### INFORMATION PROVIDED
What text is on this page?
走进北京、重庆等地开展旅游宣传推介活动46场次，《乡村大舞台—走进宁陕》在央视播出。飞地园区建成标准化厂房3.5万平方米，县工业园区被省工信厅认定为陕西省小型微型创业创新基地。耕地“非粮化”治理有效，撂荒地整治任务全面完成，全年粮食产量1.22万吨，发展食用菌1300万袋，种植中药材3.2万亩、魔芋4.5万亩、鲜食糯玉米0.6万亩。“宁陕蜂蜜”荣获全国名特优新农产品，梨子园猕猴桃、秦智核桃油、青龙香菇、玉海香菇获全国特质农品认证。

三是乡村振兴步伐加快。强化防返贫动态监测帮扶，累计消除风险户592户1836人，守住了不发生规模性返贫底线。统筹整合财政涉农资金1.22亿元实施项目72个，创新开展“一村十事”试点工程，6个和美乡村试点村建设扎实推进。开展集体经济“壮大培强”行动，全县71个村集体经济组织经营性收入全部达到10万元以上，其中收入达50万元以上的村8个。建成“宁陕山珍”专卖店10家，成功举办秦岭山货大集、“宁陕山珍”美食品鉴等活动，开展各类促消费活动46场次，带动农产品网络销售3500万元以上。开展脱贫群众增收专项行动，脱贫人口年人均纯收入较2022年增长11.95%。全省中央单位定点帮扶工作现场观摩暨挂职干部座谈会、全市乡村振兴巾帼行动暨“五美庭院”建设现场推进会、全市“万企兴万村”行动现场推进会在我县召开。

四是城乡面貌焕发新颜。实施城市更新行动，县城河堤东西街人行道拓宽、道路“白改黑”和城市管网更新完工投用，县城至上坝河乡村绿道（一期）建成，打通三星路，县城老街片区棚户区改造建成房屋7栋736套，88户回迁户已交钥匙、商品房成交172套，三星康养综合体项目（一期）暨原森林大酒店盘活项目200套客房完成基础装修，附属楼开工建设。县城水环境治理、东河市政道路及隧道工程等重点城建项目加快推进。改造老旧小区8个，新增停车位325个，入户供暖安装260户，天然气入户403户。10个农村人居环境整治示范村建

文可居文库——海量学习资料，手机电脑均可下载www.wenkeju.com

### YOUR INSTRUCTIONS
Write down all the entries again without a single difference.

### SOLUTION BELOW
What text is on this page?
走进北京、重庆等地开展旅游宣传推介活动46场次，《乡村大舞台—走进宁陕》在央视播出。飞地园区建成标准化厂房3.5万平方米，县工业园区被省工信厅认定为陕西省小型微型创业创新基地。耕地“非粮化”治理有效，撂荒地整治任务全面完成，全年粮食产量1.22万吨，发展食用菌1300万袋，种植中药材3.2万亩、魔芋4.5万亩、鲜食糯玉米0.6万亩。“宁陕蜂蜜”荣获全国名特优新农产品，梨子园猕猴桃、秦智核桃油、青龙香菇、玉海香菇获全国特质农品认证。

三是乡村振兴步伐加快。强化防返贫动态监测帮扶，累计消除风险户592户1836人，守住了不发生规模性返贫底线。统筹整合财政涉农资金1.22亿元实施项目72个，创新开展“一村十事”试点工程，6个和美乡村试点村建设扎实推进。开展集体经济“壮大培强”行动，全县71个村集体经济组织经营性收入全部达到10万元以上，其中收入达50万元以上的村8个。建成“宁陕山珍”专卖店10家，成功举办秦岭山货大集、“宁陕山珍”美食品鉴等活动，开展各类促消费活动46场次，带动农产品网络销售3500万元以上。开展脱贫群众增收专项行动，脱贫人口年人均纯收入较2022年增长11.95%。全省中央单位定点帮扶工作现场观摩暨挂职干部座谈会、全市乡村振兴巾帼行动暨“五美庭院”建设现场推进会、全市“万企兴万村”行动现场推进会在我县召开。

四是城乡面貌焕发新颜。实施城市更新行动，县城河堤东西街人行道拓宽、道路“白改黑”和城市管网更新完工投用，县城至上坝河乡村绿道（一期）建成，打通三星路，县城老街片区棚户区改造建成房屋7栋736套，88户回迁户已交钥匙、商品房成交172套，三星康养综合体项目（一期）暨原森林大酒店盘活项目200套客房完成基础装修，附属楼开工建设。县城水环境治理、东河市政道路及隧道工程等重点城建项目加快推进。改造老旧小区8个，新增停车位325个，入户供暖安装260户，天然气入户403户。10个农村人居环境整治示范村建

文可居文库——海量学习资料，手机电脑均可下载www.wenkeju.com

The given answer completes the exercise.